⟨
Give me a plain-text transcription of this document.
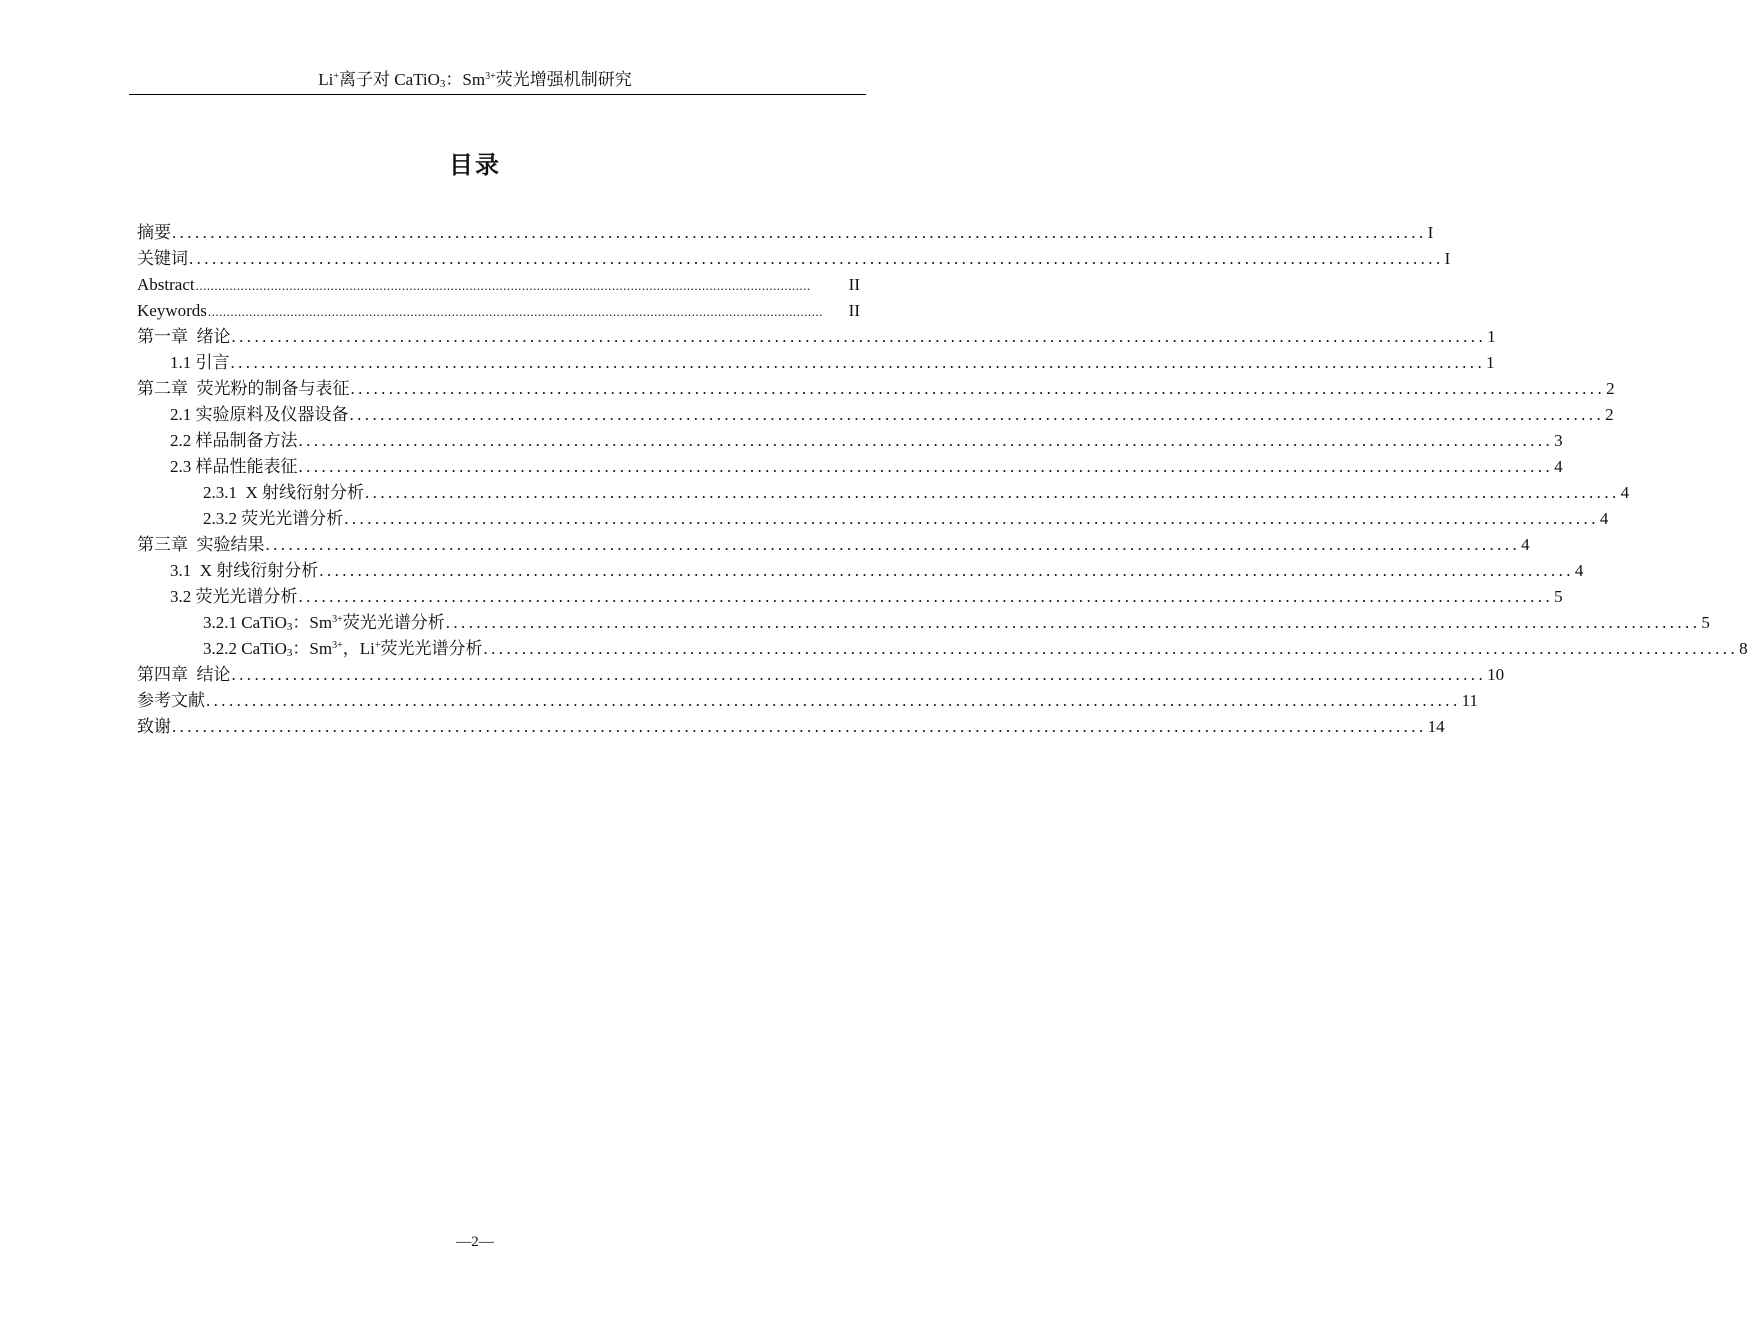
Li+离子对 CaTiO$_3$：$Sm^{3+}$荧光增强机制研究
目录
摘要 .................................................................................................................................................................... I
关键词 .................................................................................................................................................................... I
Abstract ....................................................................................................................................................................	II
Keywords ....................................................................................................................................................................	II
第一章  绪论 .................................................................................................................................................................... 1
1.1 引言 .................................................................................................................................................................... 1
第二章  荧光粉的制备与表征 .................................................................................................................................................................... 2
2.1 实验原料及仪器设备 .................................................................................................................................................................... 2
2.2 样品制备方法 .................................................................................................................................................................... 3
2.3 样品性能表征 .................................................................................................................................................................... 4
2.3.1  X 射线衍射分析 .................................................................................................................................................................... 4
2.3.2 荧光光谱分析 .................................................................................................................................................................... 4
第三章  实验结果 .................................................................................................................................................................... 4
3.1  X 射线衍射分析 .................................................................................................................................................................... 4
3.2 荧光光谱分析 .................................................................................................................................................................... 5
3.2.1 CaTiO$_3$：$Sm^{3+}$荧光光谱分析 .................................................................................................................................................................... 5
3.2.2 CaTiO$_3$：$Sm^{3+}$，Li+荧光光谱分析 .................................................................................................................................................................... 8
第四章  结论 .................................................................................................................................................................... 10
参考文献 .................................................................................................................................................................... 11
致谢 .................................................................................................................................................................... 14
—2—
⟩
▶ _Problem description_
Output all of the data exactly as it stands, minus any images.

▶ _Output_
Give me a plain-text transcription of this document.
Li+离子对 CaTiO$_3$：$Sm^{3+}$荧光增强机制研究
目录
摘要 .................................................................................................................................................................... I
关键词 .................................................................................................................................................................... I
Abstract ....................................................................................................................................................................	II
Keywords ....................................................................................................................................................................	II
第一章  绪论 .................................................................................................................................................................... 1
1.1 引言 .................................................................................................................................................................... 1
第二章  荧光粉的制备与表征 .................................................................................................................................................................... 2
2.1 实验原料及仪器设备 .................................................................................................................................................................... 2
2.2 样品制备方法 .................................................................................................................................................................... 3
2.3 样品性能表征 .................................................................................................................................................................... 4
2.3.1  X 射线衍射分析 .................................................................................................................................................................... 4
2.3.2 荧光光谱分析 .................................................................................................................................................................... 4
第三章  实验结果 .................................................................................................................................................................... 4
3.1  X 射线衍射分析 .................................................................................................................................................................... 4
3.2 荧光光谱分析 .................................................................................................................................................................... 5
3.2.1 CaTiO$_3$：$Sm^{3+}$荧光光谱分析 .................................................................................................................................................................... 5
3.2.2 CaTiO$_3$：$Sm^{3+}$，Li+荧光光谱分析 .................................................................................................................................................................... 8
第四章  结论 .................................................................................................................................................................... 10
参考文献 .................................................................................................................................................................... 11
致谢 .................................................................................................................................................................... 14
—2—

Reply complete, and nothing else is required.